◆ JOB
Each entry below should be reproduced character for character.

◆ RECORDS SHOWN
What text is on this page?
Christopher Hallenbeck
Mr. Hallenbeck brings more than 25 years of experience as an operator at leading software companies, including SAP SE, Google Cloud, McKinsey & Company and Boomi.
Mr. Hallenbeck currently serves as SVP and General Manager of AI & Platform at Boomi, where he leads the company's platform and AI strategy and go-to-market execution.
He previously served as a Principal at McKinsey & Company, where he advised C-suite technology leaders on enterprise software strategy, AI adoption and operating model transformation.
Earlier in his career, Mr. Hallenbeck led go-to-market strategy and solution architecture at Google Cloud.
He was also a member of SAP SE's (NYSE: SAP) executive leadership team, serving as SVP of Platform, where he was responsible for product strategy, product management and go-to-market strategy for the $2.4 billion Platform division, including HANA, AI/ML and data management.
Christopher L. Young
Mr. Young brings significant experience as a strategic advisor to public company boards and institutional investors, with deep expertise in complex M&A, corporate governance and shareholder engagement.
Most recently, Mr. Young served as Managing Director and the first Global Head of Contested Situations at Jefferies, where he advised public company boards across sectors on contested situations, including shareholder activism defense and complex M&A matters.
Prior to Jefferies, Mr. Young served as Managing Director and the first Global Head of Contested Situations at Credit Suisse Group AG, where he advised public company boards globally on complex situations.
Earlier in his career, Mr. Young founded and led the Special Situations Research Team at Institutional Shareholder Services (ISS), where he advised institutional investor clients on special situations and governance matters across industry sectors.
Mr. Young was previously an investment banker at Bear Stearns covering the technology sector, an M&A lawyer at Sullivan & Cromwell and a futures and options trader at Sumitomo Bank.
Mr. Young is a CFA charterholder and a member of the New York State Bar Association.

◆ PROBLEM SOLUTION
What text is on this page?
Christopher Hallenbeck
Mr. Hallenbeck brings more than 25 years of experience as an operator at leading software companies, including SAP SE, Google Cloud, McKinsey & Company and Boomi.
Mr. Hallenbeck currently serves as SVP and General Manager of AI & Platform at Boomi, where he leads the company's platform and AI strategy and go-to-market execution.
He previously served as a Principal at McKinsey & Company, where he advised C-suite technology leaders on enterprise software strategy, AI adoption and operating model transformation.
Earlier in his career, Mr. Hallenbeck led go-to-market strategy and solution architecture at Google Cloud.
He was also a member of SAP SE's (NYSE: SAP) executive leadership team, serving as SVP of Platform, where he was responsible for product strategy, product management and go-to-market strategy for the $2.4 billion Platform division, including HANA, AI/ML and data management.
Christopher L. Young
Mr. Young brings significant experience as a strategic advisor to public company boards and institutional investors, with deep expertise in complex M&A, corporate governance and shareholder engagement.
Most recently, Mr. Young served as Managing Director and the first Global Head of Contested Situations at Jefferies, where he advised public company boards across sectors on contested situations, including shareholder activism defense and complex M&A matters.
Prior to Jefferies, Mr. Young served as Managing Director and the first Global Head of Contested Situations at Credit Suisse Group AG, where he advised public company boards globally on complex situations.
Earlier in his career, Mr. Young founded and led the Special Situations Research Team at Institutional Shareholder Services (ISS), where he advised institutional investor clients on special situations and governance matters across industry sectors.
Mr. Young was previously an investment banker at Bear Stearns covering the technology sector, an M&A lawyer at Sullivan & Cromwell and a futures and options trader at Sumitomo Bank.
Mr. Young is a CFA charterholder and a member of the New York State Bar Association.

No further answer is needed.